**GIVEN INSTRUCTION:** Give again, word for word, only the lines from the one containing "Output the text content of this document." through the final line.

**GIVEN ENTRIES:**
--- Start ---

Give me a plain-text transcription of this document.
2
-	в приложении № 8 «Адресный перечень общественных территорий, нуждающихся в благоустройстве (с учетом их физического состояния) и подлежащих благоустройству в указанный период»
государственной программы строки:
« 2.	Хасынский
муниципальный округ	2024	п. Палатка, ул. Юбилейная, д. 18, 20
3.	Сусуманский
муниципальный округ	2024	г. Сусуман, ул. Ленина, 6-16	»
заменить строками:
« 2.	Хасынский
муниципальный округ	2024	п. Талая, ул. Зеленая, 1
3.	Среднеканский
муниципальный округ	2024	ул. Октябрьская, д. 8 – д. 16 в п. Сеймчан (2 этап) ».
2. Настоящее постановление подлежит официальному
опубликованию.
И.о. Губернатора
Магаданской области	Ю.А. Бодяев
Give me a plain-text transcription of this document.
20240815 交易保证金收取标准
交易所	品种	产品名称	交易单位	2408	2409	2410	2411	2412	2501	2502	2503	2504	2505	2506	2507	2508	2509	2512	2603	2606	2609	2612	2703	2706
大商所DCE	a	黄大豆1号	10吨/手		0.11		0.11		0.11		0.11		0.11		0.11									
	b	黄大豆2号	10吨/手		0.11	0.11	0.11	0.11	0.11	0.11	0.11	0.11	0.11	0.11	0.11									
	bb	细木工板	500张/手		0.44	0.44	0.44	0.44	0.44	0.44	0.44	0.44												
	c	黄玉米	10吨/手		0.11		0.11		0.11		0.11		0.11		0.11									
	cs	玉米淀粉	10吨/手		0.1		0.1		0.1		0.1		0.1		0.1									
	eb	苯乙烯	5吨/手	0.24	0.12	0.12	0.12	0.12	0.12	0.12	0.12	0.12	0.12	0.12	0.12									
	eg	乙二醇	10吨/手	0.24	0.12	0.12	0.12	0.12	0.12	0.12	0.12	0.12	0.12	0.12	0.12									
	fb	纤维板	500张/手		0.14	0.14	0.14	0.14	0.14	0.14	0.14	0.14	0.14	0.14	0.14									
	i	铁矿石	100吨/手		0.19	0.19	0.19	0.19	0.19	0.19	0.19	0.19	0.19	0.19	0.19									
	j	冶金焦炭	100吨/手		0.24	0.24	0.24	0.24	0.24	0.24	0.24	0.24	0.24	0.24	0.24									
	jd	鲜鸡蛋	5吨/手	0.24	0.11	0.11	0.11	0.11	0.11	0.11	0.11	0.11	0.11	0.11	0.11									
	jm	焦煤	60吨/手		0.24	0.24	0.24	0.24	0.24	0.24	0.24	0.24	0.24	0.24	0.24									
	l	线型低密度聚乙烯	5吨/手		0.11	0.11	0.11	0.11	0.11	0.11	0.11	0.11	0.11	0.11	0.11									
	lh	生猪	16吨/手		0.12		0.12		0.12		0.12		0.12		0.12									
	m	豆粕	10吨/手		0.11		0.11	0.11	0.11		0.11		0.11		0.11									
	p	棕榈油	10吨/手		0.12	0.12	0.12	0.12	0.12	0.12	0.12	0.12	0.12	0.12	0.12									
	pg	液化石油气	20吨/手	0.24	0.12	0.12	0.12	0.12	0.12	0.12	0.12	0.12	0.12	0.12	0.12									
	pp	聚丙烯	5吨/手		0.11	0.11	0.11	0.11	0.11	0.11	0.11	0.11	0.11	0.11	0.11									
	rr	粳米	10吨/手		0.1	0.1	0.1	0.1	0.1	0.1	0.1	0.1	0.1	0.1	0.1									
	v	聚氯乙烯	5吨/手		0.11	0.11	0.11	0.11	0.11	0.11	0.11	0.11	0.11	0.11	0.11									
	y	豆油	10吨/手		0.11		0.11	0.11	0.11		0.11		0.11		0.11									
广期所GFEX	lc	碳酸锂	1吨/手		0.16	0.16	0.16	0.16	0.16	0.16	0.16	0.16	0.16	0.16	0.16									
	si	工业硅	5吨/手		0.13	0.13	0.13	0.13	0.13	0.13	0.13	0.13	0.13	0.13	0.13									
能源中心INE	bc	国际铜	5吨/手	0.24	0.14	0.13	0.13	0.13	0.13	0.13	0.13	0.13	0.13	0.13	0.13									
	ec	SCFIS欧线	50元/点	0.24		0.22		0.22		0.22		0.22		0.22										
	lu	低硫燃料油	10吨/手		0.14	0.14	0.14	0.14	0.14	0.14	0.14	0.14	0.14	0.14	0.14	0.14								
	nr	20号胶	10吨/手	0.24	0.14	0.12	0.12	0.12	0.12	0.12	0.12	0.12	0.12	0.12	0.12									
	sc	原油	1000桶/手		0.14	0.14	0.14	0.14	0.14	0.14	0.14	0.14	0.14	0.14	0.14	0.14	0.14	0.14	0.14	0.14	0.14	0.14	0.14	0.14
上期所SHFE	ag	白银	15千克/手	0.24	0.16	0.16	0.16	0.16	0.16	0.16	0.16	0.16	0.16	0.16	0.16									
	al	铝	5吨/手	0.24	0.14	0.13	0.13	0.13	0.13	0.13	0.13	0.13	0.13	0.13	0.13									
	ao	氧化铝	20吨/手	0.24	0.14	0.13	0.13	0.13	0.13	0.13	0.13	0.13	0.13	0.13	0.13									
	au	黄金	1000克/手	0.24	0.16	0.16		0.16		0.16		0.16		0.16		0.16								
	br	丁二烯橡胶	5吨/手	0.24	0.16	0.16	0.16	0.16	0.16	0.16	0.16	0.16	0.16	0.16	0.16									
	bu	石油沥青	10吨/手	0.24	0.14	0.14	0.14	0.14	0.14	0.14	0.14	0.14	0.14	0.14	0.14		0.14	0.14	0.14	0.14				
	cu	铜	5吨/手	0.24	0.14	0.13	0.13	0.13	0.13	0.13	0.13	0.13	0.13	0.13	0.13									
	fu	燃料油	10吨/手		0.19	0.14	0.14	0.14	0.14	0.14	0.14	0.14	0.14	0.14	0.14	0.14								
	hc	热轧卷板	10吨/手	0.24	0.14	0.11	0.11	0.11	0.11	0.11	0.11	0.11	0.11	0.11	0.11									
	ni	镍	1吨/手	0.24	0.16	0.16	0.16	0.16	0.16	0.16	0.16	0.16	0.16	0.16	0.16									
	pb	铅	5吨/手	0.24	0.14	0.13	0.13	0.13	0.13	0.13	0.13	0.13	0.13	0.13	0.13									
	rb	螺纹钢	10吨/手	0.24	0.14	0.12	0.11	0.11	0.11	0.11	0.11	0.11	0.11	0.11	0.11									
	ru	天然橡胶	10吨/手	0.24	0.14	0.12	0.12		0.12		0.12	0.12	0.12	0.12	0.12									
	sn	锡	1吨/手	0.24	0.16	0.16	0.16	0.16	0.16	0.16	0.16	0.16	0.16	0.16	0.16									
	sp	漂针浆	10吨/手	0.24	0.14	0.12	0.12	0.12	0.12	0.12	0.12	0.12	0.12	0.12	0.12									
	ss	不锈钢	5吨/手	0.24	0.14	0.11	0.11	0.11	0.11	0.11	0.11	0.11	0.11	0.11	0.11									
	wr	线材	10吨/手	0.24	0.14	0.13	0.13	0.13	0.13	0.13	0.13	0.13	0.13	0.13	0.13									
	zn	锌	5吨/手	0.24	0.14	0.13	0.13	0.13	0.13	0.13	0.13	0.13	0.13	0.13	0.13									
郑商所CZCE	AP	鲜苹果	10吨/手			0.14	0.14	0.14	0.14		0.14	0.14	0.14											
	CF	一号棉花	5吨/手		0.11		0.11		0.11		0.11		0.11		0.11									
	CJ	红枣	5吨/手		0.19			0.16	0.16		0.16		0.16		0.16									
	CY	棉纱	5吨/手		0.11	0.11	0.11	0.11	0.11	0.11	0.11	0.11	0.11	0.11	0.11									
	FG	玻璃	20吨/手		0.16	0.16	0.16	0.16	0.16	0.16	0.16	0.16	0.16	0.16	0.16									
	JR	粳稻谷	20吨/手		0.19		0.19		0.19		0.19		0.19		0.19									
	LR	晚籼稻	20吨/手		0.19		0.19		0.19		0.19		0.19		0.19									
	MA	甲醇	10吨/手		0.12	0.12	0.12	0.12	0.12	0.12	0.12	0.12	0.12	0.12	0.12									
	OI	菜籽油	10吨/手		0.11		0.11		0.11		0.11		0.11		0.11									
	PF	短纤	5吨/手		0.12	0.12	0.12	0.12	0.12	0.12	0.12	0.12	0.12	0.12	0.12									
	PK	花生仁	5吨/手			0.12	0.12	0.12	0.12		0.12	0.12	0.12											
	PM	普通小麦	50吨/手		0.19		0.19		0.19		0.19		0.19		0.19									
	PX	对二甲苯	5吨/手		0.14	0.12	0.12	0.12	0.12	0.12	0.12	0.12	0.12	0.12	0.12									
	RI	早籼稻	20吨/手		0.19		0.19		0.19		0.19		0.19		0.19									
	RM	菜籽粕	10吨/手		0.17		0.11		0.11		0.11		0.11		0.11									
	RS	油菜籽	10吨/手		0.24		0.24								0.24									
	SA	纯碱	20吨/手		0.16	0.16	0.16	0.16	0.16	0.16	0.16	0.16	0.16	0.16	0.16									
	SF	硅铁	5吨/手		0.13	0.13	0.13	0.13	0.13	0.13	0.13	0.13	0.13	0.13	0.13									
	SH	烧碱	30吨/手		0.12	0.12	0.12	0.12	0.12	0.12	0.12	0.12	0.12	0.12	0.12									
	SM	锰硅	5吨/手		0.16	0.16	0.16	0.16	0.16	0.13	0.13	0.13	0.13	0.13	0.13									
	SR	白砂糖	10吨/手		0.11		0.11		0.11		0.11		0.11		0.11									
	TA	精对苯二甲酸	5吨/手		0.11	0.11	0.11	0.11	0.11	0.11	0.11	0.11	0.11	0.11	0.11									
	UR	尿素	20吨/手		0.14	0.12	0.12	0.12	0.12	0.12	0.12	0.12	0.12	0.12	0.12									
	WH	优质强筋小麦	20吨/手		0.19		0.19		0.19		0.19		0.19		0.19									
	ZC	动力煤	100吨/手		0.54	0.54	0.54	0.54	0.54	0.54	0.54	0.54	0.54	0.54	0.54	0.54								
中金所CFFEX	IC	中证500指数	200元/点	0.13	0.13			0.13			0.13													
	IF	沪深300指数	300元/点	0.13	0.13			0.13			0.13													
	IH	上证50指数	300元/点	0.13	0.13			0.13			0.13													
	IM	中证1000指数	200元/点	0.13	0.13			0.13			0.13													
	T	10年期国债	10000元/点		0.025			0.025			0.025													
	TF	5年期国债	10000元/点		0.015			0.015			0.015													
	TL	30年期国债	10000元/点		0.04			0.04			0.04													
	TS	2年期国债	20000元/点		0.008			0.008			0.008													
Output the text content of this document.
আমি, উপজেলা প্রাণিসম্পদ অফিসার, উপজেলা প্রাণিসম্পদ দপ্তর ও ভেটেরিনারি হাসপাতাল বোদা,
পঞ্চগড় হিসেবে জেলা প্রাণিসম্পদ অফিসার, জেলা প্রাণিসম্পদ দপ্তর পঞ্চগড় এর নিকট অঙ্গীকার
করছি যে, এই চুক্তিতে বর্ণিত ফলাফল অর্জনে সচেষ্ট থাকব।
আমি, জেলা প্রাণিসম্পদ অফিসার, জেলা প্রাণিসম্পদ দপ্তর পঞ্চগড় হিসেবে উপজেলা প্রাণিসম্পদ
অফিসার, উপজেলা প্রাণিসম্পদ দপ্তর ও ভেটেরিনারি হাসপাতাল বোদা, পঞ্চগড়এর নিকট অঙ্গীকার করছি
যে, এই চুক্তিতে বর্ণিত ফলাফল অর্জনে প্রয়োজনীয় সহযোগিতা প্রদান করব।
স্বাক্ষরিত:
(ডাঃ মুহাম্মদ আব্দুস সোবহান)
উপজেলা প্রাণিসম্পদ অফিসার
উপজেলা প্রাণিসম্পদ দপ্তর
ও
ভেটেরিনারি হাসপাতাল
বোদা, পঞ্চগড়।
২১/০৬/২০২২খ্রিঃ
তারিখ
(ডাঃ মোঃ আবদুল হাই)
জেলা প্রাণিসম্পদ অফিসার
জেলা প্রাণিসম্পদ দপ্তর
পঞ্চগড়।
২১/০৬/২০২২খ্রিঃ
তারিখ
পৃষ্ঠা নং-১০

--- End ---

**EXERCISE RESPONSE:**
Output the text content of this document.
আমি, উপজেলা প্রাণিসম্পদ অফিসার, উপজেলা প্রাণিসম্পদ দপ্তর ও ভেটেরিনারি হাসপাতাল বোদা,
পঞ্চগড় হিসেবে জেলা প্রাণিসম্পদ অফিসার, জেলা প্রাণিসম্পদ দপ্তর পঞ্চগড় এর নিকট অঙ্গীকার
করছি যে, এই চুক্তিতে বর্ণিত ফলাফল অর্জনে সচেষ্ট থাকব।
আমি, জেলা প্রাণিসম্পদ অফিসার, জেলা প্রাণিসম্পদ দপ্তর পঞ্চগড় হিসেবে উপজেলা প্রাণিসম্পদ
অফিসার, উপজেলা প্রাণিসম্পদ দপ্তর ও ভেটেরিনারি হাসপাতাল বোদা, পঞ্চগড়এর নিকট অঙ্গীকার করছি
যে, এই চুক্তিতে বর্ণিত ফলাফল অর্জনে প্রয়োজনীয় সহযোগিতা প্রদান করব।
স্বাক্ষরিত:
(ডাঃ মুহাম্মদ আব্দুস সোবহান)
উপজেলা প্রাণিসম্পদ অফিসার
উপজেলা প্রাণিসম্পদ দপ্তর
ও
ভেটেরিনারি হাসপাতাল
বোদা, পঞ্চগড়।
২১/০৬/২০২২খ্রিঃ
তারিখ
(ডাঃ মোঃ আবদুল হাই)
জেলা প্রাণিসম্পদ অফিসার
জেলা প্রাণিসম্পদ দপ্তর
পঞ্চগড়।
২১/০৬/২০২২খ্রিঃ
তারিখ
পৃষ্ঠা নং-১০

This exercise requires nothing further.